**Stored data**
----------------------------------------

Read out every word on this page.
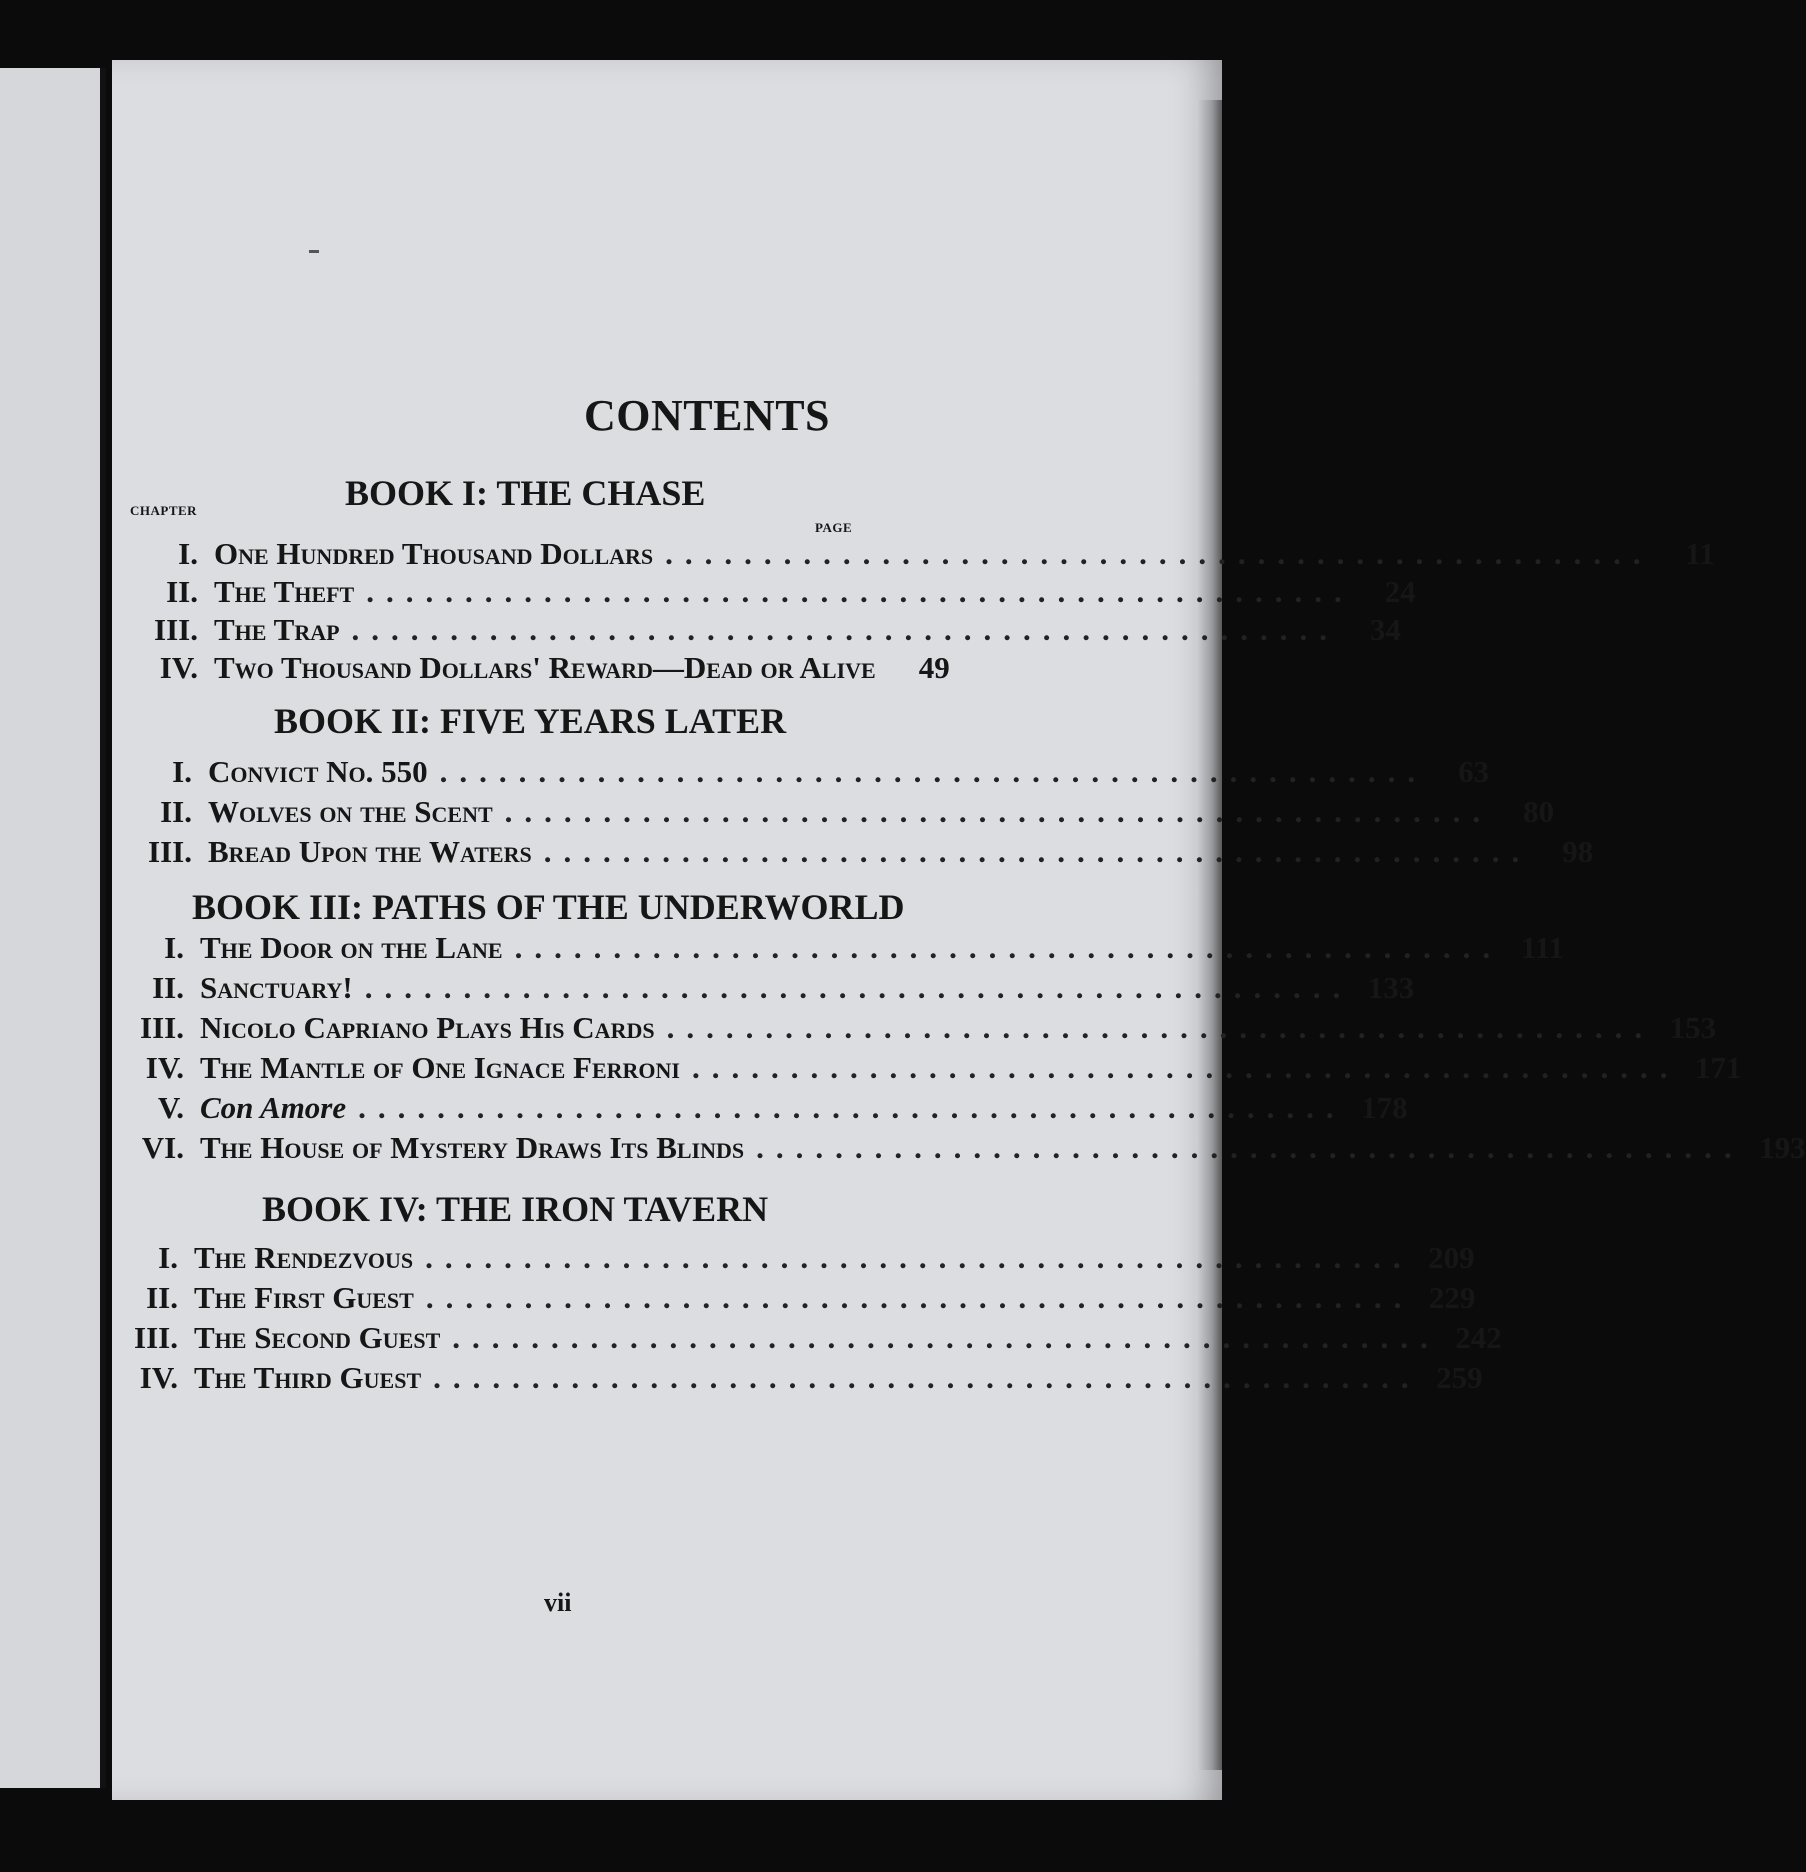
CONTENTS
BOOK I: THE CHASE
CHAPTER
PAGE
I. One Hundred Thousand Dollars ..................................................	11
II. The Theft ..................................................	24
III. The Trap ..................................................	34
IV. Two Thousand Dollars' Reward—Dead or Alive	49
BOOK II: FIVE YEARS LATER
I. Convict No. 550 ..................................................	63
II. Wolves on the Scent ..................................................	80
III. Bread Upon the Waters ..................................................	98
BOOK III: PATHS OF THE UNDERWORLD
I. The Door on the Lane .................................................. 111
II. Sanctuary! .................................................. 133
III. Nicolo Capriano Plays His Cards .................................................. 153
IV. The Mantle of One Ignace Ferroni .................................................. 171
V. Con Amore .................................................. 178
VI. The House of Mystery Draws Its Blinds .................................................. 193
BOOK IV: THE IRON TAVERN
I. The Rendezvous .................................................. 209
II. The First Guest .................................................. 229
III. The Second Guest .................................................. 242
IV. The Third Guest .................................................. 259
vii
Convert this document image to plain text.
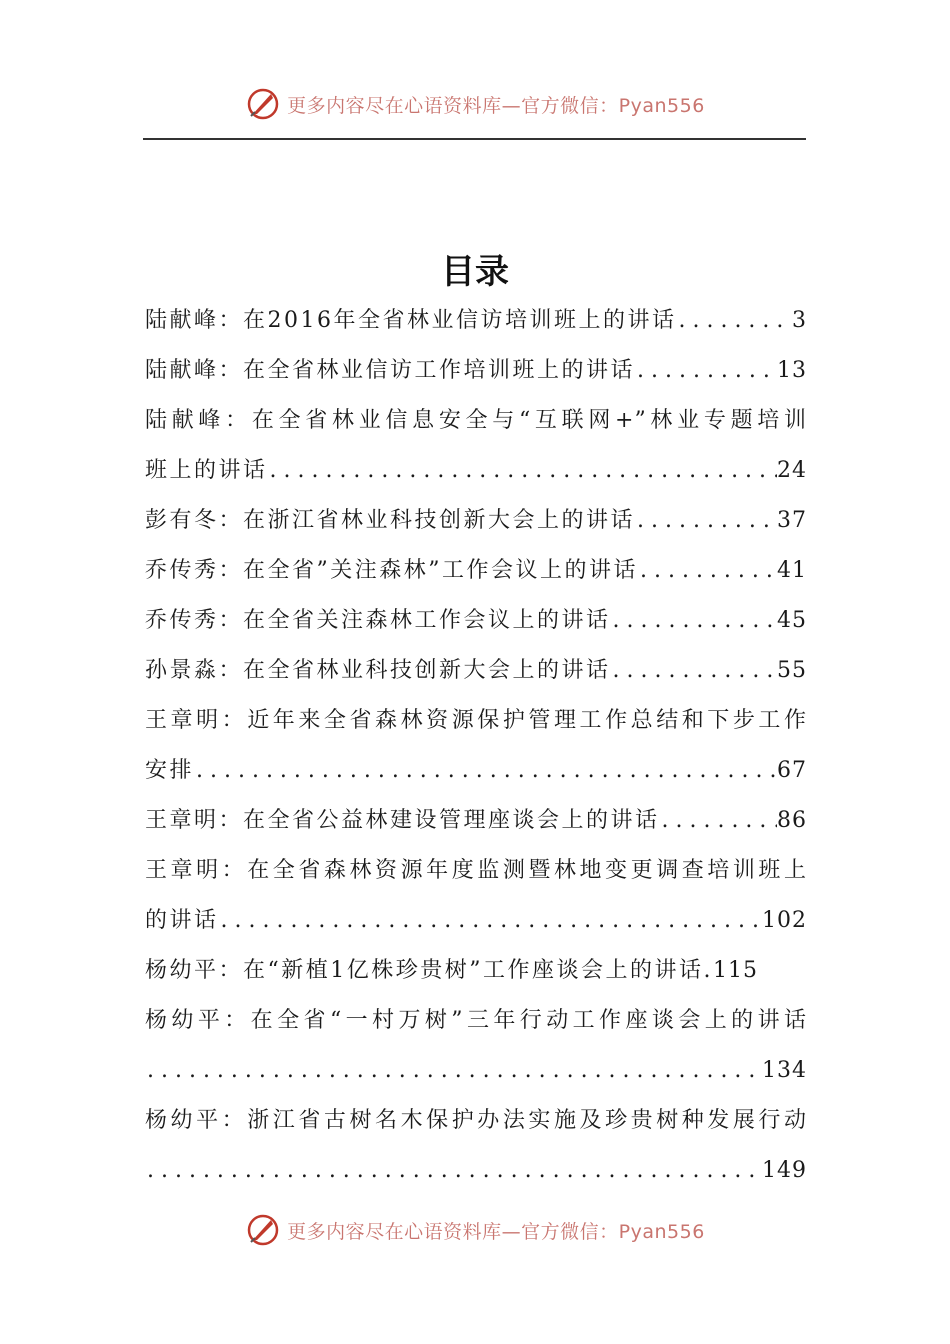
更多内容尽在心语资料库—官方微信：Pyan556
目录
陆献峰：在2016年全省林业信访培训班上的讲话 . . .	3
陆献峰：在全省林业信访工作培训班上的讲话 . . .	13
陆献峰：在全省林业信息安全与“互联网+”林业专题培训
班上的讲话 . . .	24
彭有冬：在浙江省林业科技创新大会上的讲话 . . .	37
乔传秀：在全省”关注森林”工作会议上的讲话 . . .	41
乔传秀：在全省关注森林工作会议上的讲话 . . .	45
孙景淼：在全省林业科技创新大会上的讲话 . . .	55
王章明：近年来全省森林资源保护管理工作总结和下步工作
安排 . . .	67
王章明：在全省公益林建设管理座谈会上的讲话 . . .	86
王章明：在全省森林资源年度监测暨林地变更调查培训班上
的讲话 . . .	102
杨幼平：在“新植1亿株珍贵树”工作座谈会上的讲话. 115
杨幼平：在全省“一村万树”三年行动工作座谈会上的讲话
. . .
134
杨幼平：浙江省古树名木保护办法实施及珍贵树种发展行动
. . .
149
更多内容尽在心语资料库—官方微信：Pyan556
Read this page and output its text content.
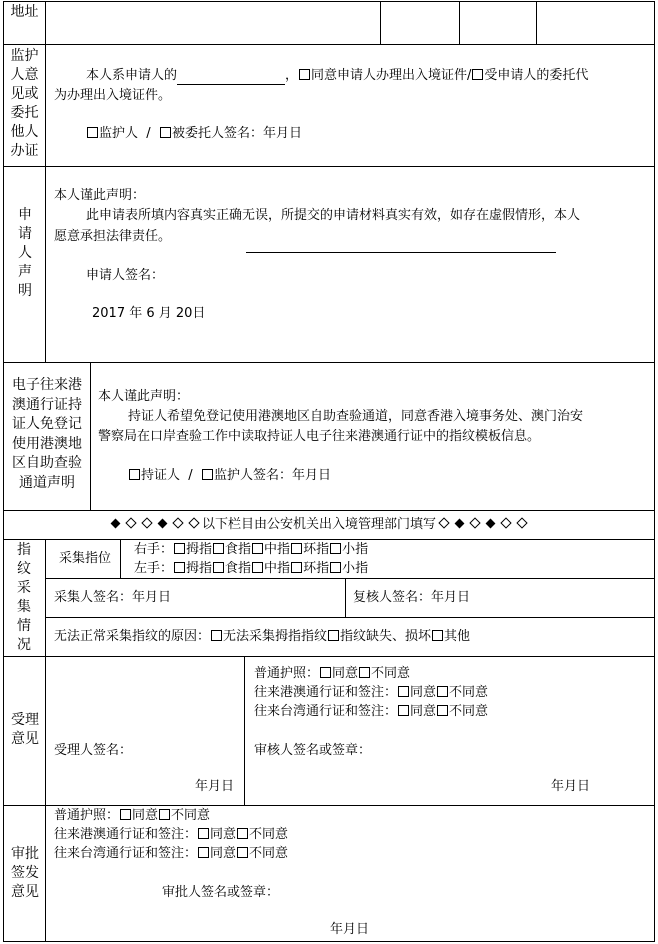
地址
监护人意见或委托他人办证
本人系申请人的	， 同意申请人办理出入境证件/ 受申请人的委托代
为办理出入境证件。
监护人 / 被委托人签名：年月日
申请人声明
本人谨此声明：
此申请表所填内容真实正确无误，所提交的申请材料真实有效，如存在虚假情形，本人
愿意承担法律责任。
申请人签名：
2017 年 6 月 20日
电子往来港澳通行证持证人免登记使用港澳地区自助查验通道声明
本人谨此声明：
持证人希望免登记使用港澳地区自助查验通道，同意香港入境事务处、澳门治安
警察局在口岸查验工作中读取持证人电子往来港澳通行证中的指纹模板信息。
持证人 / 监护人签名：年月日
以下栏目由公安机关出入境管理部门填写
指纹采集情况
采集指位
右手： 拇指 食指 中指 环指 小指
左手： 拇指 食指 中指 环指 小指
采集人签名：年月日	复核人签名：年月日
无法正常采集指纹的原因： 无法采集拇指指纹 指纹缺失、损坏 其他
受理意见
受理人签名：
年月日
普通护照： 同意 不同意
往来港澳通行证和签注： 同意 不同意
往来台湾通行证和签注： 同意 不同意
审核人签名或签章：
年月日
审批签发意见
普通护照： 同意 不同意
往来港澳通行证和签注： 同意 不同意
往来台湾通行证和签注： 同意 不同意
审批人签名或签章：
年月日
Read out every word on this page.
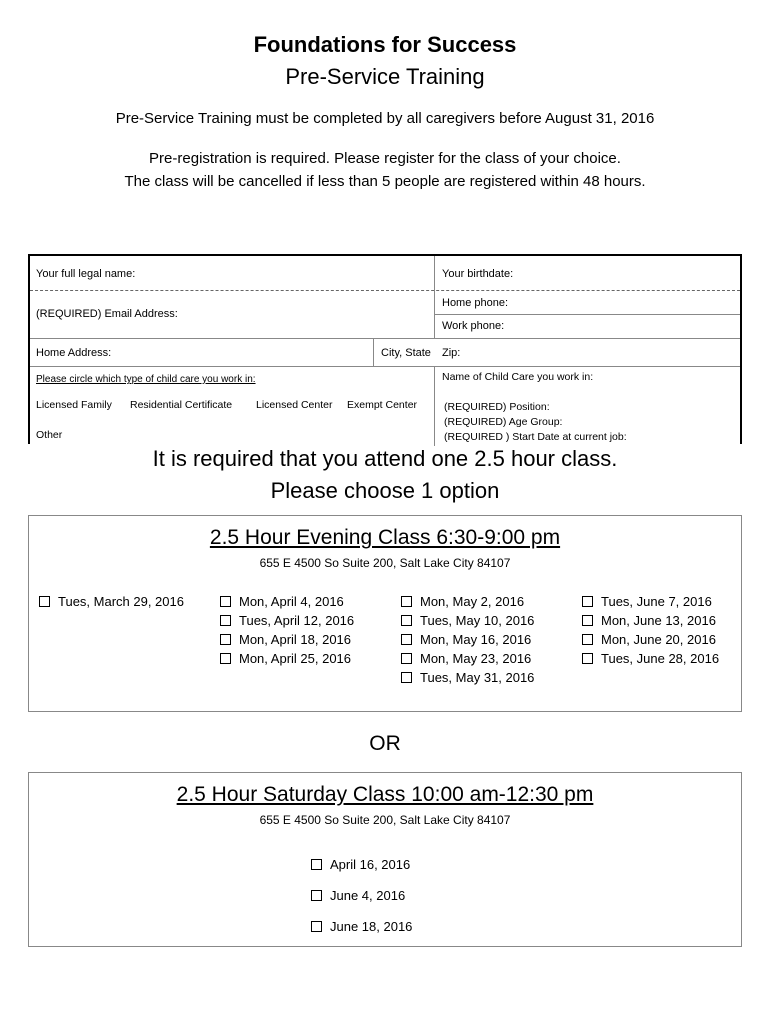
Foundations for Success
Pre-Service Training
Pre-Service Training must be completed by all caregivers before August 31, 2016
Pre-registration is required. Please register for the class of your choice.
The class will be cancelled if less than 5 people are registered within 48 hours.
Your full legal name:	Your birthdate:
(REQUIRED) Email Address:
Home phone:
Work phone:
Home Address:	City, State Zip:
Please circle which type of child care you work in:
Licensed Family Residential Certificate Licensed Center Exempt Center
Other
Name of Child Care you work in:
(REQUIRED) Position:
(REQUIRED) Age Group:
(REQUIRED ) Start Date at current job:
It is required that you attend one 2.5 hour class.
Please choose 1 option
2.5 Hour Evening Class 6:30-9:00 pm
655 E 4500 So Suite 200, Salt Lake City 84107
Tues, March 29, 2016	Mon, April 4, 2016
Tues, April 12, 2016
Mon, April 18, 2016
Mon, April 25, 2016
Mon, May 2, 2016
Tues, May 10, 2016
Mon, May 16, 2016
Mon, May 23, 2016
Tues, May 31, 2016
Tues, June 7, 2016
Mon, June 13, 2016
Mon, June 20, 2016
Tues, June 28, 2016
OR
2.5 Hour Saturday Class 10:00 am-12:30 pm
655 E 4500 So Suite 200, Salt Lake City 84107
April 16, 2016
June 4, 2016
June 18, 2016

----------------------------------------

**Task prompt**
Return every line containing "Please".

**Full response**
Pre-registration is required. Please register for the class of your choice.
Please circle which type of child care you work in:
Please choose 1 option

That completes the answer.